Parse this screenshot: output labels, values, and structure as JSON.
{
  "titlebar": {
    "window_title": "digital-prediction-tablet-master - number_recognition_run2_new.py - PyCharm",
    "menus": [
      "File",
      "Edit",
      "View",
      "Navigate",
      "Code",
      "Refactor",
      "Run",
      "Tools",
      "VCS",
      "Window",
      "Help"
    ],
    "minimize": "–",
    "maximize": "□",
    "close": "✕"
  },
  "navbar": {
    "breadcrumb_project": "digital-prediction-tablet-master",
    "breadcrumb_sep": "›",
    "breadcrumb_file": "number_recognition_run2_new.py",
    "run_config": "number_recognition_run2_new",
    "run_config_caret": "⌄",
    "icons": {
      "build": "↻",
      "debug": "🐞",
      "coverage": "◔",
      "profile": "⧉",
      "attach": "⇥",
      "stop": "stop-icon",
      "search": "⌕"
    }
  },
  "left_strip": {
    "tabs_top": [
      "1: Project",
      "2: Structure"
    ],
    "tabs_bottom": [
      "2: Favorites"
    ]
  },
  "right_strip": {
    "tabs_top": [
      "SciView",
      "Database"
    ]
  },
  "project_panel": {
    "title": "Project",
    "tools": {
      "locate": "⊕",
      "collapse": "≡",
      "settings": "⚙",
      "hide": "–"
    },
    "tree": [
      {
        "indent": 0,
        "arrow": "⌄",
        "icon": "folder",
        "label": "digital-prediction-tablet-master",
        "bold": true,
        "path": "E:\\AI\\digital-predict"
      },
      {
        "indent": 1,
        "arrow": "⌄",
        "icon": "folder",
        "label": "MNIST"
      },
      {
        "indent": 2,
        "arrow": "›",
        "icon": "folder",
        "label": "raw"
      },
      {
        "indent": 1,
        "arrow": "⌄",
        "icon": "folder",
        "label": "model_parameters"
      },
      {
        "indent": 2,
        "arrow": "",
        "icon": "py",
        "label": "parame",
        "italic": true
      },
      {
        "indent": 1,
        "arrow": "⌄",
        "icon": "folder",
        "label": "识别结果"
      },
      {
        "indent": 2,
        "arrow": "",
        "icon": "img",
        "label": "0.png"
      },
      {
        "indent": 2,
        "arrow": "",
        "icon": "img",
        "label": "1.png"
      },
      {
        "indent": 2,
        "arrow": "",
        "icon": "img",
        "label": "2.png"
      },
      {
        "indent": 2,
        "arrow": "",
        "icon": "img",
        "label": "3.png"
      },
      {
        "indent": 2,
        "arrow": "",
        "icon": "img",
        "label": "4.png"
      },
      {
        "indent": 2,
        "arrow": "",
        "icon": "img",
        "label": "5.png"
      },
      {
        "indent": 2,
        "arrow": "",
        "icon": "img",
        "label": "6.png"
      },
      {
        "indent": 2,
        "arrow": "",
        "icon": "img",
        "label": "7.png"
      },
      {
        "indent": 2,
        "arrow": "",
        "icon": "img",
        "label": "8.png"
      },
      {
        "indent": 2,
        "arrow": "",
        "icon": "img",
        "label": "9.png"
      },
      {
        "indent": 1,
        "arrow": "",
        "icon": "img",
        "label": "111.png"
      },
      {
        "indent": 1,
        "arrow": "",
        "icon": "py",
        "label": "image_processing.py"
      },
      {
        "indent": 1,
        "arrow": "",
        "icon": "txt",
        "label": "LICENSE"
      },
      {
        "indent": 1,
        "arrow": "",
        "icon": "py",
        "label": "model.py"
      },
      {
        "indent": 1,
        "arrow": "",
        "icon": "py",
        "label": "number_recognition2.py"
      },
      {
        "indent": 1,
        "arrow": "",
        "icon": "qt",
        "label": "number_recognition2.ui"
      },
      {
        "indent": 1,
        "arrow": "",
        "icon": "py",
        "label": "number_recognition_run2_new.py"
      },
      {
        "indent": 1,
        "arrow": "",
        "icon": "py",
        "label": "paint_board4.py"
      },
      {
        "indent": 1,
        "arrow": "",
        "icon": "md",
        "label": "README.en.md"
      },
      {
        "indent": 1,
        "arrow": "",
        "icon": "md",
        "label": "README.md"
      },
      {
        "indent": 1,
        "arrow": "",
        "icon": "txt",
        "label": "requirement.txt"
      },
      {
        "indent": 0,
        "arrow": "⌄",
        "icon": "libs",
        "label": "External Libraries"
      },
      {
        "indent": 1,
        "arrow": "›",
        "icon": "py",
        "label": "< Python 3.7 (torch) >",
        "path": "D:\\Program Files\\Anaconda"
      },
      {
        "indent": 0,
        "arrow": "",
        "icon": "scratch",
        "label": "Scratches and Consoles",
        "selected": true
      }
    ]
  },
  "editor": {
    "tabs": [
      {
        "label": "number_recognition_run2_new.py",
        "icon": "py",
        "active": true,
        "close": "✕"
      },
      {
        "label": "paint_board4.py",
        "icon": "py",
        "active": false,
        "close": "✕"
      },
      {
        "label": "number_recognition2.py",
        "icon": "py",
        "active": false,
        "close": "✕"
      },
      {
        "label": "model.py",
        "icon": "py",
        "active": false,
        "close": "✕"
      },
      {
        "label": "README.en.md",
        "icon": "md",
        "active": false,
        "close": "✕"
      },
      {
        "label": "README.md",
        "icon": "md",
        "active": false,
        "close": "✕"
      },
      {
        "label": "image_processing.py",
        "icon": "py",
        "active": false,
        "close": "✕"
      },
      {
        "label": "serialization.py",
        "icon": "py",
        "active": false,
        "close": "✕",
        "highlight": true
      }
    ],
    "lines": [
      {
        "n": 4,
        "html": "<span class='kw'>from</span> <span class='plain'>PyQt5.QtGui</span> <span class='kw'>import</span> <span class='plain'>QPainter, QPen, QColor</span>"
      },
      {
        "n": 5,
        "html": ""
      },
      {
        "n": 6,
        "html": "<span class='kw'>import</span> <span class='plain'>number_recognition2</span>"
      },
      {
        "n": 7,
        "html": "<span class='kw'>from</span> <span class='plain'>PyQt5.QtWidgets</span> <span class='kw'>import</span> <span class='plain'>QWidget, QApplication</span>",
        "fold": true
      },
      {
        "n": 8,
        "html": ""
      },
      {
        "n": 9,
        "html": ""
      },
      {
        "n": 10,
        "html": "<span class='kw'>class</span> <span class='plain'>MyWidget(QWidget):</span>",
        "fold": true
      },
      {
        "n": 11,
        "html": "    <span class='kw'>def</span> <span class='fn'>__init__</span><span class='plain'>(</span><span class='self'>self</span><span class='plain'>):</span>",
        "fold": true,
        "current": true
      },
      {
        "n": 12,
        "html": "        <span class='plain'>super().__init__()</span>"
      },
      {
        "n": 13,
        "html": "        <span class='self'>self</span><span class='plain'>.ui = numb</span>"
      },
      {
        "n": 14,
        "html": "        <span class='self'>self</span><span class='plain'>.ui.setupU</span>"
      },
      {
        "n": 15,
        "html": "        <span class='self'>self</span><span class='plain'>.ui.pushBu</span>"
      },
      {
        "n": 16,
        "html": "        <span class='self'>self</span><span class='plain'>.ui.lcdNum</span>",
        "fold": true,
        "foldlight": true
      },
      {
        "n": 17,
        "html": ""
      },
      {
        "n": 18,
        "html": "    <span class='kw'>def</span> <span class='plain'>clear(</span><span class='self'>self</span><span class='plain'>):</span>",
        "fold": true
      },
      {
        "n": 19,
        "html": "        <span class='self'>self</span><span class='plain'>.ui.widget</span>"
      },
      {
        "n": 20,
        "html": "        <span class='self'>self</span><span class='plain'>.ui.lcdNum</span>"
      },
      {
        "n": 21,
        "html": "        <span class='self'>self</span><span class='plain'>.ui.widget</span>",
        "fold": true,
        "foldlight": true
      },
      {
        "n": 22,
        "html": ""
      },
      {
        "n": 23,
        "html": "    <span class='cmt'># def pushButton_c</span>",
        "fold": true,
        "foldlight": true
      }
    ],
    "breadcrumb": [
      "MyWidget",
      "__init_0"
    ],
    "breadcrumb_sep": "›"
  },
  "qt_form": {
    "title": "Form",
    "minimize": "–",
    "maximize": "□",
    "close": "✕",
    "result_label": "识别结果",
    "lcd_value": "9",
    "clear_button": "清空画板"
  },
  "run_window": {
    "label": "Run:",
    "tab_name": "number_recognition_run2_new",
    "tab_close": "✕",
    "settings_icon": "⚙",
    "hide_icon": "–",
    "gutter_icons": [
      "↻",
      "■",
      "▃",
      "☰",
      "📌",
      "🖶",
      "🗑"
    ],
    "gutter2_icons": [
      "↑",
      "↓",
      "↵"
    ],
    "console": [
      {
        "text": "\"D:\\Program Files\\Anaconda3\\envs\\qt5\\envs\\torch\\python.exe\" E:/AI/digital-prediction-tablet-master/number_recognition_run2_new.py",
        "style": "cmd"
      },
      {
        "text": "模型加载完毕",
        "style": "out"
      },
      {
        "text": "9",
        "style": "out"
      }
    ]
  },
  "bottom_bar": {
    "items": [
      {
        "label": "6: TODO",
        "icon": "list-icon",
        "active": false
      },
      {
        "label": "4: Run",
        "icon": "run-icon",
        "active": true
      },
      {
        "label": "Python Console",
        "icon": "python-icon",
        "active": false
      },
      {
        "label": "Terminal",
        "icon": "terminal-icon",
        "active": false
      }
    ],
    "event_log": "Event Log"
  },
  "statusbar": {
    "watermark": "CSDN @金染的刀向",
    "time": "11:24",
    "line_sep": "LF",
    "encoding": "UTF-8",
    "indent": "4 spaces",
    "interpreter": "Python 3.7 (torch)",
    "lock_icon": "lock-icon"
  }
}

_ _ _ _ _ _ _

All lines that include "lcdNum" are to be gathered and copied.

        "html": "        <span class='self'>self</span><span class='plain'>.ui.lcdNum</span>",
        "html": "        <span class='self'>self</span><span class='plain'>.ui.lcdNum</span>"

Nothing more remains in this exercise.